SET PROBLEM: Repeat all of the data precisely.

EXTRACTED INFORMATION:
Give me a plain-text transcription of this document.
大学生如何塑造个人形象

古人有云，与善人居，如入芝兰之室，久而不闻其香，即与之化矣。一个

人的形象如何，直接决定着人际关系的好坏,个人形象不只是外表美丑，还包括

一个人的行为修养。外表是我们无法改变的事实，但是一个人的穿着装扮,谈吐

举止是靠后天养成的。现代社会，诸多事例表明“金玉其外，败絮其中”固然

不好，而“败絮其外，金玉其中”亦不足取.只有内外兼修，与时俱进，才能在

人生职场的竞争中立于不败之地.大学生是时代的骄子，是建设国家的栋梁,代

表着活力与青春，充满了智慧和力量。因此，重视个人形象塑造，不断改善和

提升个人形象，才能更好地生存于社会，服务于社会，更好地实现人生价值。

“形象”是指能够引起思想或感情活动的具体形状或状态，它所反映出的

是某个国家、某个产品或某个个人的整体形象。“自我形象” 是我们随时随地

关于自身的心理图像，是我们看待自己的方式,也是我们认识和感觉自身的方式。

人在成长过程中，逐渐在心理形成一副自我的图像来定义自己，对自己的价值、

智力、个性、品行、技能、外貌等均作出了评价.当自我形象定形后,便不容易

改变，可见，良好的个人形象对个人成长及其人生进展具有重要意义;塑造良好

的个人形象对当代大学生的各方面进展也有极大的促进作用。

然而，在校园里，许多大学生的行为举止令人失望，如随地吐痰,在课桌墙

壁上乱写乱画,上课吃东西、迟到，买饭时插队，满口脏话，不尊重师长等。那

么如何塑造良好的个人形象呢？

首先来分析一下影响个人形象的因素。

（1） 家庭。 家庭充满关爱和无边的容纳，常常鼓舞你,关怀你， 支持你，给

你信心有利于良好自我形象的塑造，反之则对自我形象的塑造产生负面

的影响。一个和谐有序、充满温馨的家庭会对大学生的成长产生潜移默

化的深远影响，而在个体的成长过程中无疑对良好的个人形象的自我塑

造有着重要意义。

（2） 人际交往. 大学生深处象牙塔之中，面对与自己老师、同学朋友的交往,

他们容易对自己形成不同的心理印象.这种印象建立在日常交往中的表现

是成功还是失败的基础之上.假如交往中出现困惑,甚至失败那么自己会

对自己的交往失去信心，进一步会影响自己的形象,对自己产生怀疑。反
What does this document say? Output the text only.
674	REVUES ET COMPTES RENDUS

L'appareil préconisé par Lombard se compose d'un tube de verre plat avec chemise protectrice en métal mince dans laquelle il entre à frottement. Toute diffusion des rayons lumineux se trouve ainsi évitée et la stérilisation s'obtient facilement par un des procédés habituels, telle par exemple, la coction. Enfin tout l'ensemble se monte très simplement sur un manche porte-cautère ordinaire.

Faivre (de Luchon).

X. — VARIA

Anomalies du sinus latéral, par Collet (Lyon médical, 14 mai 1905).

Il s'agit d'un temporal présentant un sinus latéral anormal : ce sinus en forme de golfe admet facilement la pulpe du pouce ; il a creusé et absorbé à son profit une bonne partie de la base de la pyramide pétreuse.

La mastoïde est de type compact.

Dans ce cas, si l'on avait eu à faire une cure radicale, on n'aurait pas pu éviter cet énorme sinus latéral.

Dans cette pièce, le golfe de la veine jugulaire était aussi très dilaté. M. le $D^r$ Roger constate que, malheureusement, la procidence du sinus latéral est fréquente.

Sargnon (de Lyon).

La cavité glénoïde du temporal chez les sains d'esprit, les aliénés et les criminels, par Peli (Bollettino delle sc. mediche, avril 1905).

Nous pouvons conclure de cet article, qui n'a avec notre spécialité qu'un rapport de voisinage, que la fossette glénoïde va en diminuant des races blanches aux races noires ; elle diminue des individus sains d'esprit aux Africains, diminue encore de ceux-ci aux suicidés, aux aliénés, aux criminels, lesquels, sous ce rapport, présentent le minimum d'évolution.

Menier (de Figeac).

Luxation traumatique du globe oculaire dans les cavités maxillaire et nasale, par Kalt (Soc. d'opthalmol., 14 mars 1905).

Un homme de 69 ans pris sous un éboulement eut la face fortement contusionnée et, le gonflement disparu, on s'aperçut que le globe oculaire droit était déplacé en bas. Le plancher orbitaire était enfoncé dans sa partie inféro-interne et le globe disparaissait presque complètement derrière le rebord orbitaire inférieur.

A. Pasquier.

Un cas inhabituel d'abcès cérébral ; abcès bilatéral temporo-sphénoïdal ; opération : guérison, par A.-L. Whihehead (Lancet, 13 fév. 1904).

FINAL RESULT:
Give me a plain-text transcription of this document.
大学生如何塑造个人形象

古人有云，与善人居，如入芝兰之室，久而不闻其香，即与之化矣。一个

人的形象如何，直接决定着人际关系的好坏,个人形象不只是外表美丑，还包括

一个人的行为修养。外表是我们无法改变的事实，但是一个人的穿着装扮,谈吐

举止是靠后天养成的。现代社会，诸多事例表明“金玉其外，败絮其中”固然

不好，而“败絮其外，金玉其中”亦不足取.只有内外兼修，与时俱进，才能在

人生职场的竞争中立于不败之地.大学生是时代的骄子，是建设国家的栋梁,代

表着活力与青春，充满了智慧和力量。因此，重视个人形象塑造，不断改善和

提升个人形象，才能更好地生存于社会，服务于社会，更好地实现人生价值。

“形象”是指能够引起思想或感情活动的具体形状或状态，它所反映出的

是某个国家、某个产品或某个个人的整体形象。“自我形象” 是我们随时随地

关于自身的心理图像，是我们看待自己的方式,也是我们认识和感觉自身的方式。

人在成长过程中，逐渐在心理形成一副自我的图像来定义自己，对自己的价值、

智力、个性、品行、技能、外貌等均作出了评价.当自我形象定形后,便不容易

改变，可见，良好的个人形象对个人成长及其人生进展具有重要意义;塑造良好

的个人形象对当代大学生的各方面进展也有极大的促进作用。

然而，在校园里，许多大学生的行为举止令人失望，如随地吐痰,在课桌墙

壁上乱写乱画,上课吃东西、迟到，买饭时插队，满口脏话，不尊重师长等。那

么如何塑造良好的个人形象呢？

首先来分析一下影响个人形象的因素。

（1） 家庭。 家庭充满关爱和无边的容纳，常常鼓舞你,关怀你， 支持你，给

你信心有利于良好自我形象的塑造，反之则对自我形象的塑造产生负面

的影响。一个和谐有序、充满温馨的家庭会对大学生的成长产生潜移默

化的深远影响，而在个体的成长过程中无疑对良好的个人形象的自我塑

造有着重要意义。

（2） 人际交往. 大学生深处象牙塔之中，面对与自己老师、同学朋友的交往,

他们容易对自己形成不同的心理印象.这种印象建立在日常交往中的表现

是成功还是失败的基础之上.假如交往中出现困惑,甚至失败那么自己会

对自己的交往失去信心，进一步会影响自己的形象,对自己产生怀疑。反
What does this document say? Output the text only.
674	REVUES ET COMPTES RENDUS

L'appareil préconisé par Lombard se compose d'un tube de verre plat avec chemise protectrice en métal mince dans laquelle il entre à frottement. Toute diffusion des rayons lumineux se trouve ainsi évitée et la stérilisation s'obtient facilement par un des procédés habituels, telle par exemple, la coction. Enfin tout l'ensemble se monte très simplement sur un manche porte-cautère ordinaire.

Faivre (de Luchon).

X. — VARIA

Anomalies du sinus latéral, par Collet (Lyon médical, 14 mai 1905).

Il s'agit d'un temporal présentant un sinus latéral anormal : ce sinus en forme de golfe admet facilement la pulpe du pouce ; il a creusé et absorbé à son profit une bonne partie de la base de la pyramide pétreuse.

La mastoïde est de type compact.

Dans ce cas, si l'on avait eu à faire une cure radicale, on n'aurait pas pu éviter cet énorme sinus latéral.

Dans cette pièce, le golfe de la veine jugulaire était aussi très dilaté. M. le $D^r$ Roger constate que, malheureusement, la procidence du sinus latéral est fréquente.

Sargnon (de Lyon).

La cavité glénoïde du temporal chez les sains d'esprit, les aliénés et les criminels, par Peli (Bollettino delle sc. mediche, avril 1905).

Nous pouvons conclure de cet article, qui n'a avec notre spécialité qu'un rapport de voisinage, que la fossette glénoïde va en diminuant des races blanches aux races noires ; elle diminue des individus sains d'esprit aux Africains, diminue encore de ceux-ci aux suicidés, aux aliénés, aux criminels, lesquels, sous ce rapport, présentent le minimum d'évolution.

Menier (de Figeac).

Luxation traumatique du globe oculaire dans les cavités maxillaire et nasale, par Kalt (Soc. d'opthalmol., 14 mars 1905).

Un homme de 69 ans pris sous un éboulement eut la face fortement contusionnée et, le gonflement disparu, on s'aperçut que le globe oculaire droit était déplacé en bas. Le plancher orbitaire était enfoncé dans sa partie inféro-interne et le globe disparaissait presque complètement derrière le rebord orbitaire inférieur.

A. Pasquier.

Un cas inhabituel d'abcès cérébral ; abcès bilatéral temporo-sphénoïdal ; opération : guérison, par A.-L. Whihehead (Lancet, 13 fév. 1904).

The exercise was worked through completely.